EXERCISE REQUIREMENTS:
What follows is a set of records; restate each one word for word and drop the pictures.

━━━━━━━━━━━━━━━━━━━━

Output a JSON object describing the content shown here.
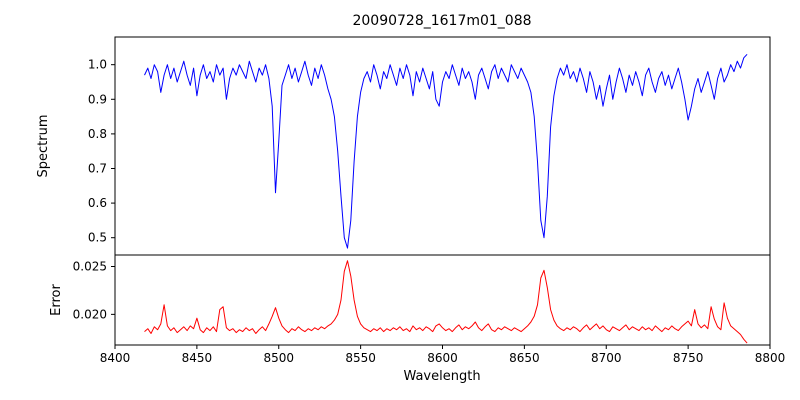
{
  "chart_data": {
    "type": "line",
    "title": "20090728_1617m01_088",
    "xlabel": "Wavelength",
    "xlim": [
      8400,
      8800
    ],
    "xticks": [
      8400,
      8450,
      8500,
      8550,
      8600,
      8650,
      8700,
      8750,
      8800
    ],
    "xtick_labels": [
      "8400",
      "8450",
      "8500",
      "8550",
      "8600",
      "8650",
      "8700",
      "8750",
      "8800"
    ],
    "x_start": 8418,
    "x_step": 2,
    "grid": false,
    "legend": "none",
    "panels": [
      {
        "name": "spectrum",
        "ylabel": "Spectrum",
        "color": "#0000ff",
        "ylim": [
          0.45,
          1.08
        ],
        "yticks": [
          0.5,
          0.6,
          0.7,
          0.8,
          0.9,
          1.0
        ],
        "ytick_labels": [
          "0.5",
          "0.6",
          "0.7",
          "0.8",
          "0.9",
          "1.0"
        ],
        "absorption_line_centers": [
          8498,
          8542,
          8662,
          8750
        ],
        "absorption_line_depths": [
          0.63,
          0.47,
          0.5,
          0.84
        ],
        "y": [
          0.97,
          0.99,
          0.96,
          1.0,
          0.98,
          0.92,
          0.97,
          1.0,
          0.96,
          0.99,
          0.95,
          0.98,
          1.01,
          0.97,
          0.94,
          0.99,
          0.91,
          0.97,
          1.0,
          0.96,
          0.98,
          0.95,
          1.0,
          0.97,
          0.99,
          0.9,
          0.96,
          0.99,
          0.97,
          1.0,
          0.98,
          0.96,
          1.01,
          0.98,
          0.95,
          0.99,
          0.97,
          1.0,
          0.96,
          0.88,
          0.63,
          0.78,
          0.94,
          0.97,
          1.0,
          0.96,
          0.99,
          0.95,
          0.98,
          1.01,
          0.97,
          0.94,
          0.99,
          0.96,
          1.0,
          0.97,
          0.93,
          0.9,
          0.85,
          0.75,
          0.62,
          0.5,
          0.47,
          0.55,
          0.72,
          0.85,
          0.92,
          0.96,
          0.98,
          0.95,
          1.0,
          0.97,
          0.93,
          0.98,
          0.96,
          1.0,
          0.97,
          0.94,
          0.99,
          0.96,
          1.0,
          0.97,
          0.91,
          0.98,
          0.95,
          0.99,
          0.96,
          0.93,
          0.98,
          0.9,
          0.88,
          0.95,
          0.98,
          0.96,
          1.0,
          0.97,
          0.94,
          0.99,
          0.96,
          0.98,
          0.95,
          0.9,
          0.97,
          0.99,
          0.96,
          0.93,
          0.98,
          1.0,
          0.96,
          0.99,
          0.97,
          0.95,
          1.0,
          0.98,
          0.96,
          0.99,
          0.97,
          0.95,
          0.92,
          0.85,
          0.72,
          0.55,
          0.5,
          0.62,
          0.82,
          0.91,
          0.96,
          0.99,
          0.97,
          1.0,
          0.96,
          0.98,
          0.95,
          0.99,
          0.96,
          0.92,
          0.98,
          0.95,
          0.9,
          0.94,
          0.88,
          0.93,
          0.97,
          0.9,
          0.95,
          0.99,
          0.96,
          0.92,
          0.97,
          0.94,
          0.98,
          0.95,
          0.91,
          0.97,
          0.99,
          0.95,
          0.92,
          0.96,
          0.98,
          0.94,
          0.97,
          0.93,
          0.96,
          0.99,
          0.95,
          0.9,
          0.84,
          0.88,
          0.93,
          0.96,
          0.92,
          0.95,
          0.98,
          0.94,
          0.9,
          0.96,
          0.99,
          0.95,
          0.97,
          1.0,
          0.98,
          1.01,
          0.99,
          1.02,
          1.03
        ]
      },
      {
        "name": "error",
        "ylabel": "Error",
        "color": "#ff0000",
        "ylim": [
          0.0168,
          0.0262
        ],
        "yticks": [
          0.02,
          0.025
        ],
        "ytick_labels": [
          "0.020",
          "0.025"
        ],
        "peak_centers": [
          8430,
          8498,
          8542,
          8662,
          8764,
          8772
        ],
        "peak_heights": [
          0.021,
          0.0207,
          0.0256,
          0.0246,
          0.0208,
          0.0212
        ],
        "y": [
          0.0182,
          0.0185,
          0.018,
          0.0187,
          0.0184,
          0.019,
          0.021,
          0.0188,
          0.0183,
          0.0186,
          0.0181,
          0.0184,
          0.0187,
          0.0183,
          0.0188,
          0.0185,
          0.0196,
          0.0184,
          0.0181,
          0.0186,
          0.0183,
          0.0187,
          0.0182,
          0.0205,
          0.0208,
          0.0186,
          0.0183,
          0.0185,
          0.0181,
          0.0184,
          0.0182,
          0.0186,
          0.0183,
          0.0185,
          0.018,
          0.0184,
          0.0187,
          0.0183,
          0.019,
          0.0198,
          0.0207,
          0.0196,
          0.0188,
          0.0184,
          0.0181,
          0.0185,
          0.0183,
          0.0187,
          0.0184,
          0.0182,
          0.0185,
          0.0183,
          0.0186,
          0.0184,
          0.0187,
          0.0185,
          0.0188,
          0.019,
          0.0194,
          0.02,
          0.0215,
          0.0245,
          0.0256,
          0.024,
          0.0215,
          0.0198,
          0.019,
          0.0186,
          0.0184,
          0.0182,
          0.0185,
          0.0183,
          0.0186,
          0.0182,
          0.0185,
          0.0183,
          0.0186,
          0.0184,
          0.0187,
          0.0183,
          0.0185,
          0.0182,
          0.0188,
          0.0184,
          0.0186,
          0.0183,
          0.0187,
          0.0185,
          0.0182,
          0.0188,
          0.019,
          0.0186,
          0.0183,
          0.0185,
          0.0182,
          0.0186,
          0.0189,
          0.0184,
          0.0187,
          0.0185,
          0.0188,
          0.0192,
          0.0186,
          0.0183,
          0.0187,
          0.019,
          0.0184,
          0.0182,
          0.0186,
          0.0184,
          0.0187,
          0.0185,
          0.0183,
          0.0186,
          0.0184,
          0.0182,
          0.0185,
          0.0188,
          0.0192,
          0.0198,
          0.021,
          0.0238,
          0.0246,
          0.0228,
          0.0205,
          0.0194,
          0.0188,
          0.0185,
          0.0183,
          0.0186,
          0.0184,
          0.0187,
          0.0185,
          0.0182,
          0.0186,
          0.0189,
          0.0184,
          0.0187,
          0.019,
          0.0185,
          0.0188,
          0.0184,
          0.0182,
          0.0187,
          0.0185,
          0.0183,
          0.0186,
          0.0189,
          0.0184,
          0.0187,
          0.0185,
          0.0183,
          0.0187,
          0.0184,
          0.0186,
          0.0183,
          0.0188,
          0.0185,
          0.0182,
          0.0186,
          0.0184,
          0.0188,
          0.0185,
          0.0183,
          0.0187,
          0.019,
          0.0193,
          0.0188,
          0.0205,
          0.019,
          0.0186,
          0.0189,
          0.0185,
          0.0208,
          0.0195,
          0.0187,
          0.0184,
          0.0212,
          0.0196,
          0.0188,
          0.0185,
          0.0182,
          0.0179,
          0.0174,
          0.017
        ]
      }
    ]
  }
}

━━━━━━━━━━━━━━━━━━━━

EXERCISE RESPONSE:
Output a JSON object describing the content shown here.
{
  "chart_data": {
    "type": "line",
    "title": "20090728_1617m01_088",
    "xlabel": "Wavelength",
    "xlim": [
      8400,
      8800
    ],
    "xticks": [
      8400,
      8450,
      8500,
      8550,
      8600,
      8650,
      8700,
      8750,
      8800
    ],
    "xtick_labels": [
      "8400",
      "8450",
      "8500",
      "8550",
      "8600",
      "8650",
      "8700",
      "8750",
      "8800"
    ],
    "x_start": 8418,
    "x_step": 2,
    "grid": false,
    "legend": "none",
    "panels": [
      {
        "name": "spectrum",
        "ylabel": "Spectrum",
        "color": "#0000ff",
        "ylim": [
          0.45,
          1.08
        ],
        "yticks": [
          0.5,
          0.6,
          0.7,
          0.8,
          0.9,
          1.0
        ],
        "ytick_labels": [
          "0.5",
          "0.6",
          "0.7",
          "0.8",
          "0.9",
          "1.0"
        ],
        "absorption_line_centers": [
          8498,
          8542,
          8662,
          8750
        ],
        "absorption_line_depths": [
          0.63,
          0.47,
          0.5,
          0.84
        ],
        "y": [
          0.97,
          0.99,
          0.96,
          1.0,
          0.98,
          0.92,
          0.97,
          1.0,
          0.96,
          0.99,
          0.95,
          0.98,
          1.01,
          0.97,
          0.94,
          0.99,
          0.91,
          0.97,
          1.0,
          0.96,
          0.98,
          0.95,
          1.0,
          0.97,
          0.99,
          0.9,
          0.96,
          0.99,
          0.97,
          1.0,
          0.98,
          0.96,
          1.01,
          0.98,
          0.95,
          0.99,
          0.97,
          1.0,
          0.96,
          0.88,
          0.63,
          0.78,
          0.94,
          0.97,
          1.0,
          0.96,
          0.99,
          0.95,
          0.98,
          1.01,
          0.97,
          0.94,
          0.99,
          0.96,
          1.0,
          0.97,
          0.93,
          0.9,
          0.85,
          0.75,
          0.62,
          0.5,
          0.47,
          0.55,
          0.72,
          0.85,
          0.92,
          0.96,
          0.98,
          0.95,
          1.0,
          0.97,
          0.93,
          0.98,
          0.96,
          1.0,
          0.97,
          0.94,
          0.99,
          0.96,
          1.0,
          0.97,
          0.91,
          0.98,
          0.95,
          0.99,
          0.96,
          0.93,
          0.98,
          0.9,
          0.88,
          0.95,
          0.98,
          0.96,
          1.0,
          0.97,
          0.94,
          0.99,
          0.96,
          0.98,
          0.95,
          0.9,
          0.97,
          0.99,
          0.96,
          0.93,
          0.98,
          1.0,
          0.96,
          0.99,
          0.97,
          0.95,
          1.0,
          0.98,
          0.96,
          0.99,
          0.97,
          0.95,
          0.92,
          0.85,
          0.72,
          0.55,
          0.5,
          0.62,
          0.82,
          0.91,
          0.96,
          0.99,
          0.97,
          1.0,
          0.96,
          0.98,
          0.95,
          0.99,
          0.96,
          0.92,
          0.98,
          0.95,
          0.9,
          0.94,
          0.88,
          0.93,
          0.97,
          0.9,
          0.95,
          0.99,
          0.96,
          0.92,
          0.97,
          0.94,
          0.98,
          0.95,
          0.91,
          0.97,
          0.99,
          0.95,
          0.92,
          0.96,
          0.98,
          0.94,
          0.97,
          0.93,
          0.96,
          0.99,
          0.95,
          0.9,
          0.84,
          0.88,
          0.93,
          0.96,
          0.92,
          0.95,
          0.98,
          0.94,
          0.9,
          0.96,
          0.99,
          0.95,
          0.97,
          1.0,
          0.98,
          1.01,
          0.99,
          1.02,
          1.03
        ]
      },
      {
        "name": "error",
        "ylabel": "Error",
        "color": "#ff0000",
        "ylim": [
          0.0168,
          0.0262
        ],
        "yticks": [
          0.02,
          0.025
        ],
        "ytick_labels": [
          "0.020",
          "0.025"
        ],
        "peak_centers": [
          8430,
          8498,
          8542,
          8662,
          8764,
          8772
        ],
        "peak_heights": [
          0.021,
          0.0207,
          0.0256,
          0.0246,
          0.0208,
          0.0212
        ],
        "y": [
          0.0182,
          0.0185,
          0.018,
          0.0187,
          0.0184,
          0.019,
          0.021,
          0.0188,
          0.0183,
          0.0186,
          0.0181,
          0.0184,
          0.0187,
          0.0183,
          0.0188,
          0.0185,
          0.0196,
          0.0184,
          0.0181,
          0.0186,
          0.0183,
          0.0187,
          0.0182,
          0.0205,
          0.0208,
          0.0186,
          0.0183,
          0.0185,
          0.0181,
          0.0184,
          0.0182,
          0.0186,
          0.0183,
          0.0185,
          0.018,
          0.0184,
          0.0187,
          0.0183,
          0.019,
          0.0198,
          0.0207,
          0.0196,
          0.0188,
          0.0184,
          0.0181,
          0.0185,
          0.0183,
          0.0187,
          0.0184,
          0.0182,
          0.0185,
          0.0183,
          0.0186,
          0.0184,
          0.0187,
          0.0185,
          0.0188,
          0.019,
          0.0194,
          0.02,
          0.0215,
          0.0245,
          0.0256,
          0.024,
          0.0215,
          0.0198,
          0.019,
          0.0186,
          0.0184,
          0.0182,
          0.0185,
          0.0183,
          0.0186,
          0.0182,
          0.0185,
          0.0183,
          0.0186,
          0.0184,
          0.0187,
          0.0183,
          0.0185,
          0.0182,
          0.0188,
          0.0184,
          0.0186,
          0.0183,
          0.0187,
          0.0185,
          0.0182,
          0.0188,
          0.019,
          0.0186,
          0.0183,
          0.0185,
          0.0182,
          0.0186,
          0.0189,
          0.0184,
          0.0187,
          0.0185,
          0.0188,
          0.0192,
          0.0186,
          0.0183,
          0.0187,
          0.019,
          0.0184,
          0.0182,
          0.0186,
          0.0184,
          0.0187,
          0.0185,
          0.0183,
          0.0186,
          0.0184,
          0.0182,
          0.0185,
          0.0188,
          0.0192,
          0.0198,
          0.021,
          0.0238,
          0.0246,
          0.0228,
          0.0205,
          0.0194,
          0.0188,
          0.0185,
          0.0183,
          0.0186,
          0.0184,
          0.0187,
          0.0185,
          0.0182,
          0.0186,
          0.0189,
          0.0184,
          0.0187,
          0.019,
          0.0185,
          0.0188,
          0.0184,
          0.0182,
          0.0187,
          0.0185,
          0.0183,
          0.0186,
          0.0189,
          0.0184,
          0.0187,
          0.0185,
          0.0183,
          0.0187,
          0.0184,
          0.0186,
          0.0183,
          0.0188,
          0.0185,
          0.0182,
          0.0186,
          0.0184,
          0.0188,
          0.0185,
          0.0183,
          0.0187,
          0.019,
          0.0193,
          0.0188,
          0.0205,
          0.019,
          0.0186,
          0.0189,
          0.0185,
          0.0208,
          0.0195,
          0.0187,
          0.0184,
          0.0212,
          0.0196,
          0.0188,
          0.0185,
          0.0182,
          0.0179,
          0.0174,
          0.017
        ]
      }
    ]
  }
}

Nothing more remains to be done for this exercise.